→ INSTRUCTIONS FOR THE TASK: Count how many lines contain the word "Protocol". Please give only the number.

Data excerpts
○ ○ ○

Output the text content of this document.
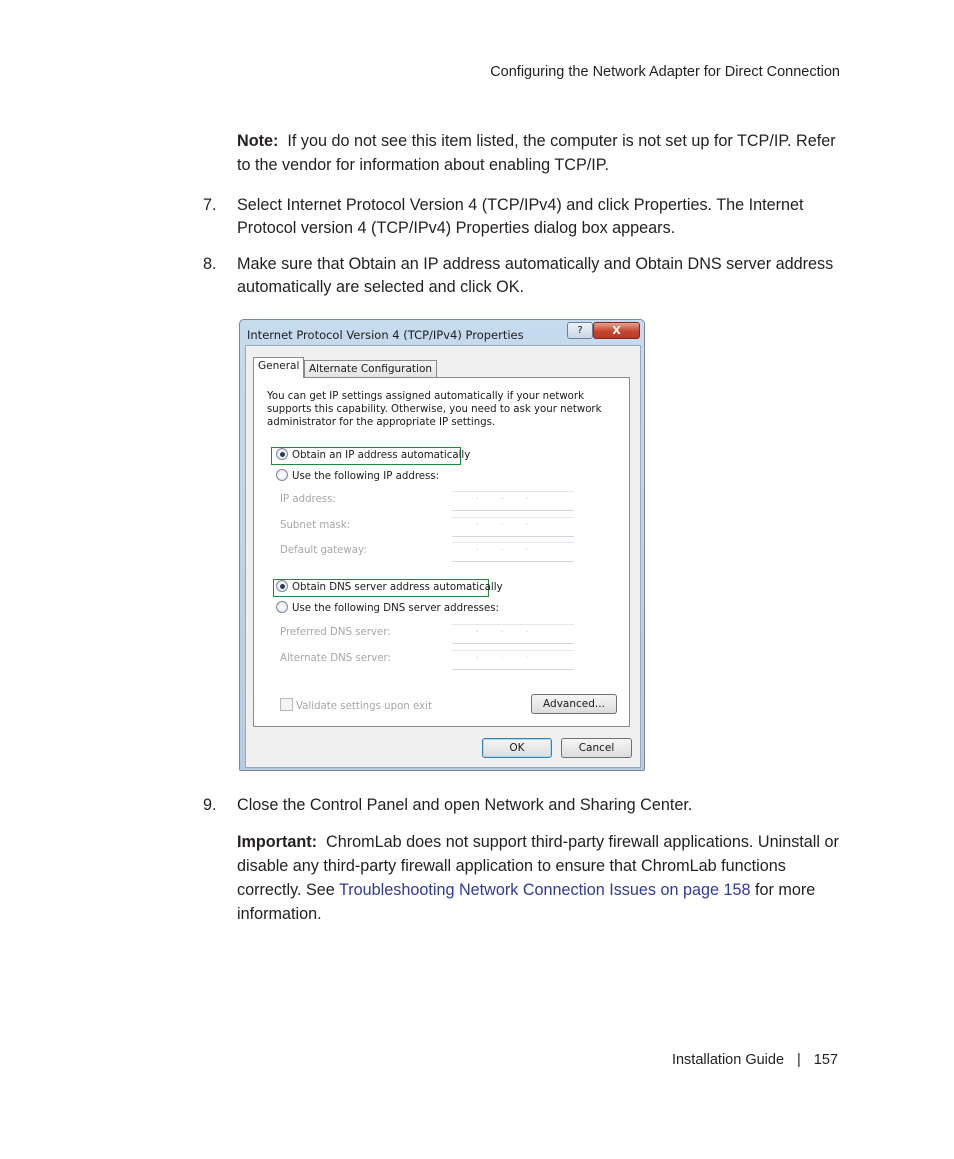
Configuring the Network Adapter for Direct Connection
Note: If you do not see this item listed, the computer is not set up for TCP/IP. Refer to the vendor for information about enabling TCP/IP.
7. Select Internet Protocol Version 4 (TCP/IPv4) and click Properties. The Internet Protocol version 4 (TCP/IPv4) Properties dialog box appears.
8. Make sure that Obtain an IP address automatically and Obtain DNS server address automatically are selected and click OK.
Internet Protocol Version 4 (TCP/IPv4) Properties	?	X
General Alternate Configuration
You can get IP settings assigned automatically if your network supports this capability. Otherwise, you need to ask your network administrator for the appropriate IP settings.
Obtain an IP address automatically
Use the following IP address:
IP address:	...
Subnet mask:	...
Default gateway:	...
Obtain DNS server address automatically
Use the following DNS server addresses:
Preferred DNS server:	...
Alternate DNS server:	...
Validate settings upon exit	Advanced...
OK	Cancel
9. Close the Control Panel and open Network and Sharing Center.
Important: ChromLab does not support third-party firewall applications. Uninstall or disable any third-party firewall application to ensure that ChromLab functions correctly. See Troubleshooting Network Connection Issues on page 158 for more information.
Installation Guide | 157
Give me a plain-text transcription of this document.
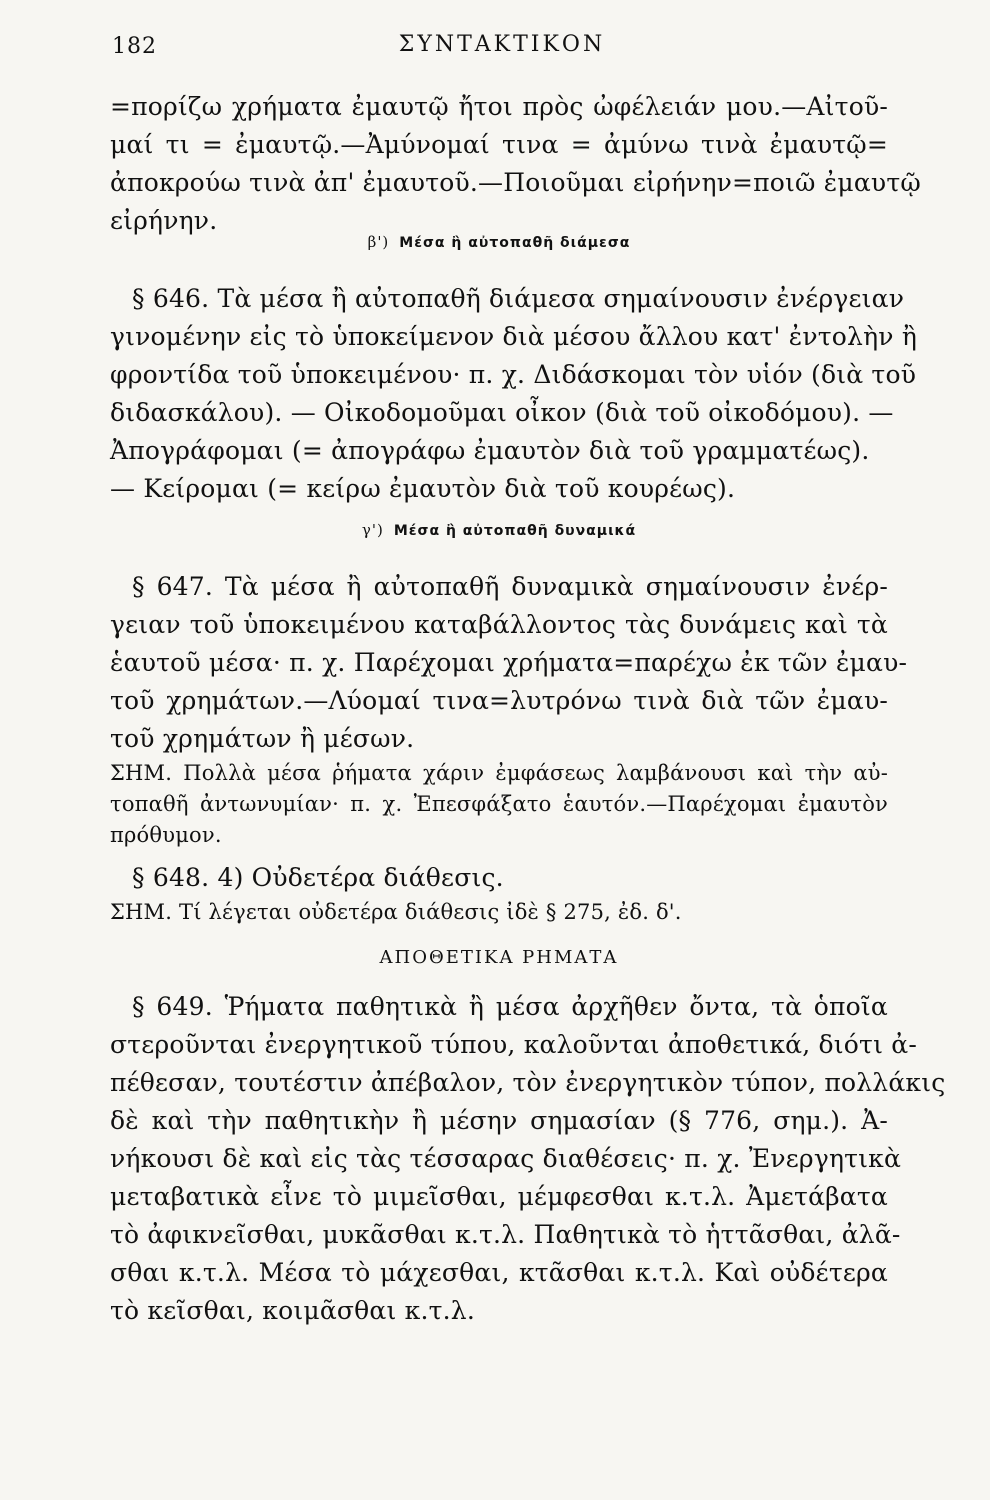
182	ΣΥΝΤΑΚΤΙΚΟΝ
=πορίζω χρήματα ἐμαυτῷ ἤτοι πρὸς ὠφέλειάν μου.—Αἰτοῦ-
μαί τι = ἐμαυτῷ.—Ἀμύνομαί τινα = ἀμύνω τινὰ ἐμαυτῷ=
ἀποκρούω τινὰ ἀπ' ἐμαυτοῦ.—Ποιοῦμαι εἰρήνην=ποιῶ ἐμαυτῷ
εἰρήνην.
β') Μέσα ἢ αὐτοπαθῆ διάμεσα
§ 646. Τὰ μέσα ἢ αὐτοπαθῆ διάμεσα σημαίνουσιν ἐνέργειαν
γινομένην εἰς τὸ ὑποκείμενον διὰ μέσου ἄλλου κατ' ἐντολὴν ἢ
φροντίδα τοῦ ὑποκειμένου· π. χ. Διδάσκομαι τὸν υἱόν (διὰ τοῦ
διδασκάλου). — Οἰκοδομοῦμαι οἶκον (διὰ τοῦ οἰκοδόμου). —
Ἀπογράφομαι (= ἀπογράφω ἐμαυτὸν διὰ τοῦ γραμματέως).
— Κείρομαι (= κείρω ἐμαυτὸν διὰ τοῦ κουρέως).
γ') Μέσα ἢ αὐτοπαθῆ δυναμικά
§ 647. Τὰ μέσα ἢ αὐτοπαθῆ δυναμικὰ σημαίνουσιν ἐνέρ-
γειαν τοῦ ὑποκειμένου καταβάλλοντος τὰς δυνάμεις καὶ τὰ
ἑαυτοῦ μέσα· π. χ. Παρέχομαι χρήματα=παρέχω ἐκ τῶν ἐμαυ-
τοῦ χρημάτων.—Λύομαί τινα=λυτρόνω τινὰ διὰ τῶν ἐμαυ-
τοῦ χρημάτων ἢ μέσων.
ΣΗΜ. Πολλὰ μέσα ῥήματα χάριν ἐμφάσεως λαμβάνουσι καὶ τὴν αὐ-
τοπαθῆ ἀντωνυμίαν· π. χ. Ἐπεσφάξατο ἑαυτόν.—Παρέχομαι ἐμαυτὸν
πρόθυμον.
§ 648. 4) Οὐδετέρα διάθεσις.
ΣΗΜ. Τί λέγεται οὐδετέρα διάθεσις ἰδὲ § 275, ἐδ. δ'.
ΑΠΟΘΕΤΙΚΑ ΡΗΜΑΤΑ
§ 649. Ῥήματα παθητικὰ ἢ μέσα ἀρχῆθεν ὄντα, τὰ ὁποῖα
στεροῦνται ἐνεργητικοῦ τύπου, καλοῦνται ἀποθετικά, διότι ἀ-
πέθεσαν, τουτέστιν ἀπέβαλον, τὸν ἐνεργητικὸν τύπον, πολλάκις
δὲ καὶ τὴν παθητικὴν ἢ μέσην σημασίαν (§ 776, σημ.). Ἀ-
νήκουσι δὲ καὶ εἰς τὰς τέσσαρας διαθέσεις· π. χ. Ἐνεργητικὰ
μεταβατικὰ εἶνε τὸ μιμεῖσθαι, μέμφεσθαι κ.τ.λ. Ἀμετάβατα
τὸ ἀφικνεῖσθαι, μυκᾶσθαι κ.τ.λ. Παθητικὰ τὸ ἡττᾶσθαι, ἀλᾶ-
σθαι κ.τ.λ. Μέσα τὸ μάχεσθαι, κτᾶσθαι κ.τ.λ. Καὶ οὐδέτερα
τὸ κεῖσθαι, κοιμᾶσθαι κ.τ.λ.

○ ○ ○

→ REPLY: 2